Figure content listings:
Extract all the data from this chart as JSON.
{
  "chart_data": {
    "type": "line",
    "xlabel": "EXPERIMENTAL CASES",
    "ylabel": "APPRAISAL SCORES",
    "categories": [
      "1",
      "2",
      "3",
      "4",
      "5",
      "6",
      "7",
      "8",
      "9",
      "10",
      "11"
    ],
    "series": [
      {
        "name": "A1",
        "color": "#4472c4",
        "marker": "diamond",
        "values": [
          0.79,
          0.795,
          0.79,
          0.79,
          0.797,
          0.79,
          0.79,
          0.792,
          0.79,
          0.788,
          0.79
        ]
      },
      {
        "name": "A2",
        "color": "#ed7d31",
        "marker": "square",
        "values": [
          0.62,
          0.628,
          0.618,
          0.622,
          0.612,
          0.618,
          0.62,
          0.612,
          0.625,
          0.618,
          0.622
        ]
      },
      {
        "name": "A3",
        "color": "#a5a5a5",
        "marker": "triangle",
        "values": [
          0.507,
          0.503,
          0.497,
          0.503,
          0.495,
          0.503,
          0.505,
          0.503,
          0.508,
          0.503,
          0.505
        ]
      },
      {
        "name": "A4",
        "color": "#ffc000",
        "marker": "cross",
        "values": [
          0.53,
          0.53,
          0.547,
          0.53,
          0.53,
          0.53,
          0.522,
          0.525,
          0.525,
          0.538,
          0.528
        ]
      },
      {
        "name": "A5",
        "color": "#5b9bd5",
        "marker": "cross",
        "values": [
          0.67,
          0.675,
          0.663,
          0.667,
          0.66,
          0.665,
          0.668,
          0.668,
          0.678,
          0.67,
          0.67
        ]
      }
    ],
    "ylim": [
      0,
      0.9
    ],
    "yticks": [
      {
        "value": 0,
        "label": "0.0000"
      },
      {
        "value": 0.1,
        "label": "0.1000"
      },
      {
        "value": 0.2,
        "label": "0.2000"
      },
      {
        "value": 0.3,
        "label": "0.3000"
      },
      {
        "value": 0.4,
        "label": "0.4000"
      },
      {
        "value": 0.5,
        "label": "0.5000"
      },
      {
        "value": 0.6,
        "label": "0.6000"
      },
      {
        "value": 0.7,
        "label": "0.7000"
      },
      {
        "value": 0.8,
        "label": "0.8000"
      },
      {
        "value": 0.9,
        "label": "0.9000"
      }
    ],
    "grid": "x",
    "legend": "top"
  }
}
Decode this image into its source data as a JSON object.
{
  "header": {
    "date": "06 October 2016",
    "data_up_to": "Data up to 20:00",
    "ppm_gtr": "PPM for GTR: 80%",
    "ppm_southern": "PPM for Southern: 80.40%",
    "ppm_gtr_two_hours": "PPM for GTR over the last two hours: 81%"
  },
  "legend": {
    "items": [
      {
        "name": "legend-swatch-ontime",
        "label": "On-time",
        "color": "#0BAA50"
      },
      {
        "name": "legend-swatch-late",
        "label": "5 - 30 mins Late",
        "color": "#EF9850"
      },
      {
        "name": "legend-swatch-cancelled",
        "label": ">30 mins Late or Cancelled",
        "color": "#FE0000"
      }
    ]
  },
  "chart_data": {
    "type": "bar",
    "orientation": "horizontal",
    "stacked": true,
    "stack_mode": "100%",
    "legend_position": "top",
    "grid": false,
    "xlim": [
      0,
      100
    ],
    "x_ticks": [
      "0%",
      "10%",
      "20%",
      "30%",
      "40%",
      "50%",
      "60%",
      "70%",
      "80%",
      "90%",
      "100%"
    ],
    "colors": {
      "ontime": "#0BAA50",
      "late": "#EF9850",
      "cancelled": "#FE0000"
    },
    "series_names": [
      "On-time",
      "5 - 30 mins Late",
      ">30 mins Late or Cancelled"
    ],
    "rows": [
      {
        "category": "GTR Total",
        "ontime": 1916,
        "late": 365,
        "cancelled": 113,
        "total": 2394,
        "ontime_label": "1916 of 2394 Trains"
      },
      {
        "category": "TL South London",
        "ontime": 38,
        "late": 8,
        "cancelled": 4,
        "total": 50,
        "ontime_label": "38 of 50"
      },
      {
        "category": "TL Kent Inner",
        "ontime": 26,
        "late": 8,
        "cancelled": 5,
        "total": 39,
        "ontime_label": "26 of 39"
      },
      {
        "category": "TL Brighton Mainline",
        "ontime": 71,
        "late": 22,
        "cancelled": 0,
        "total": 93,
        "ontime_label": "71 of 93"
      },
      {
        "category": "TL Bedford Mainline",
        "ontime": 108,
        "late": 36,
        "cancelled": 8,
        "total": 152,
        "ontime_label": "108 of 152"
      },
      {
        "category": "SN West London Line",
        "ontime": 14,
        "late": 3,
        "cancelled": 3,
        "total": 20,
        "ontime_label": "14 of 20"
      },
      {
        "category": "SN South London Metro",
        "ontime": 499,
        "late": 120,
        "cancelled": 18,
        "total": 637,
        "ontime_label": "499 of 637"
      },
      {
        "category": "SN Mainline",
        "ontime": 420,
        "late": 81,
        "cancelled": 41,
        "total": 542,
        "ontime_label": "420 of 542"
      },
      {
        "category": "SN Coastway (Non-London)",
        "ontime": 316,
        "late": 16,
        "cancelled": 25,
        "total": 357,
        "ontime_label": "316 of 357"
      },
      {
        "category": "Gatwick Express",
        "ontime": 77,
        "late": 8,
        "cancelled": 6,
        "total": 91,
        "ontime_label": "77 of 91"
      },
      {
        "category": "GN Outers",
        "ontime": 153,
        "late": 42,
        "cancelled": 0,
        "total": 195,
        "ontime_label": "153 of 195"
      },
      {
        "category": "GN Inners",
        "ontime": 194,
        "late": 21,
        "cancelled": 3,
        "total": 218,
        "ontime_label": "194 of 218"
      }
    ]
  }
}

**Aim of the task:** Your answer should be one number: how many lines of the listing include the word "swatch".

**Output:** 3